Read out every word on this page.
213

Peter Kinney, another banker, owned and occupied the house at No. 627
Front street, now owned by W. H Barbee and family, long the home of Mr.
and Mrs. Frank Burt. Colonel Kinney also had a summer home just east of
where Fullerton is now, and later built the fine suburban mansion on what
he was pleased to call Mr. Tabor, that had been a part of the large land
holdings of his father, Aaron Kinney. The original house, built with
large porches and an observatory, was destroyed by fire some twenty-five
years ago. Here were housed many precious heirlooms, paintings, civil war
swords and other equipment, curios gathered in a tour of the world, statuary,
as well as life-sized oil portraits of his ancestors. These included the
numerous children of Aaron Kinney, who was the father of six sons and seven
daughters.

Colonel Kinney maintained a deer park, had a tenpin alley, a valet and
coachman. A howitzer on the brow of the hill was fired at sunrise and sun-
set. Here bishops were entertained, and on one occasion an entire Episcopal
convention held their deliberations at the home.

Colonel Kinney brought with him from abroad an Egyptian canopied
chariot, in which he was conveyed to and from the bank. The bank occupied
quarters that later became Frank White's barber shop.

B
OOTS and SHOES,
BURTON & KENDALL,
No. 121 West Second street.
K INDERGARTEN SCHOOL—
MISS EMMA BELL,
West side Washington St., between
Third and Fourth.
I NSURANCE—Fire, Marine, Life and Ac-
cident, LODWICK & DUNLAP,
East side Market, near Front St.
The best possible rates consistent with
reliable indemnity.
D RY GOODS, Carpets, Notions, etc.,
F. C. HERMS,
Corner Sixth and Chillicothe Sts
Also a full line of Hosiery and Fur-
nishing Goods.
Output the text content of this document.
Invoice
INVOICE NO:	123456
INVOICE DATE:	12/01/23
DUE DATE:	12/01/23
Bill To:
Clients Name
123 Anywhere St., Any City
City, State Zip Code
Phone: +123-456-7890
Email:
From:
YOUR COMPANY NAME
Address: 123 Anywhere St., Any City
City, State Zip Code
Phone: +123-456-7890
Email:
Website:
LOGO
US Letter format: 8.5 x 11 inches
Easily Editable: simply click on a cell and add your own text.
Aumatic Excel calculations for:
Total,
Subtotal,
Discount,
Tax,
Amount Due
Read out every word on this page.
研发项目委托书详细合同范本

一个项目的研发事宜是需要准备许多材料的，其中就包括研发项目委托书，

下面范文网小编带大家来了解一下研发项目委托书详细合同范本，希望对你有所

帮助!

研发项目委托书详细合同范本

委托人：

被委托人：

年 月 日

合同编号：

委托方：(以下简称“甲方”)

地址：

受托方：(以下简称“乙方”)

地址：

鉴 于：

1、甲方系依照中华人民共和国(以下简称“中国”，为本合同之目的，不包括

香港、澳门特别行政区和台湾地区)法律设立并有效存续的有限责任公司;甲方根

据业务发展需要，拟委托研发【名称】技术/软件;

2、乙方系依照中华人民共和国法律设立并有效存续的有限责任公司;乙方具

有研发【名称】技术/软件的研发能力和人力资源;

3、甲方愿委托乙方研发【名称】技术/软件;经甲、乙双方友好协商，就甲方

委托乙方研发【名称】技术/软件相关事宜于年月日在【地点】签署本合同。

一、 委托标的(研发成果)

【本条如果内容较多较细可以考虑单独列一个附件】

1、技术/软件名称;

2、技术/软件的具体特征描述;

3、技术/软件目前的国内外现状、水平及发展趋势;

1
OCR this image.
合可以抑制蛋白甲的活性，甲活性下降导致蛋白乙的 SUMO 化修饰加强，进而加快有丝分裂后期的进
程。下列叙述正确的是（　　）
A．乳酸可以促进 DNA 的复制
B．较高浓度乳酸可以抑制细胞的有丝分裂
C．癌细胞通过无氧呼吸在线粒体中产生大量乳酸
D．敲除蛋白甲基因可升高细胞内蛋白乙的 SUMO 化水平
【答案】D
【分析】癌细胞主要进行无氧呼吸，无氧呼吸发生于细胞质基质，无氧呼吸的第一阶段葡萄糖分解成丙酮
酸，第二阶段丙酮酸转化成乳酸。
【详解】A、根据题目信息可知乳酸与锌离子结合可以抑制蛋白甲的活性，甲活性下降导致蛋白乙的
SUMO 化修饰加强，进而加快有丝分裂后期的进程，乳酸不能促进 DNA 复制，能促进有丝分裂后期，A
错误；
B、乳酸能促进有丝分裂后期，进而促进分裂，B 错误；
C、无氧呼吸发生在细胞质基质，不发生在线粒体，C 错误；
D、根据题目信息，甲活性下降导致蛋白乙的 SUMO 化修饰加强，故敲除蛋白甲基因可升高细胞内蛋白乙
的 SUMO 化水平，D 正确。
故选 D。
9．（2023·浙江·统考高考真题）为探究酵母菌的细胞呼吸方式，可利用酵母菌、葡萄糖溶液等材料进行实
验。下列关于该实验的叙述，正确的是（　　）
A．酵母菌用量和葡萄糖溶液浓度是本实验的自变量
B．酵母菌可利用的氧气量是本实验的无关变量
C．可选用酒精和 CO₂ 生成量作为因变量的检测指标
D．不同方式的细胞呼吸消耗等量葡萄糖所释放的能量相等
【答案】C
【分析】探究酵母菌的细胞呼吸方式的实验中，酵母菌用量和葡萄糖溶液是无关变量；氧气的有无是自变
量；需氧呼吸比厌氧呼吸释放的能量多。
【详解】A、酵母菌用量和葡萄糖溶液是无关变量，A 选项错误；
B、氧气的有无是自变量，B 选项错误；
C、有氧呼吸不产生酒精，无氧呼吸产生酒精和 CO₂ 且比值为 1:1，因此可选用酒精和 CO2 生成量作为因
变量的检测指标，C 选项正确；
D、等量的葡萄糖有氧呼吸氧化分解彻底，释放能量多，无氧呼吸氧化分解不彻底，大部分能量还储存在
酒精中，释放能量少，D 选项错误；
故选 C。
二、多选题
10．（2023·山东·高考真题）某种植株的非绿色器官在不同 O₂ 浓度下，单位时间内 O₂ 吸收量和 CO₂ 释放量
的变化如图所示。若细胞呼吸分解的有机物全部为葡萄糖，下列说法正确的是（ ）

EXERCISE PROMPT: Out of the records, collect only those lines that contain the string "street".

EXERCISE RESPONSE:
Front street, now owned by W. H Barbee and family, long the home of Mr.
No. 121 West Second street.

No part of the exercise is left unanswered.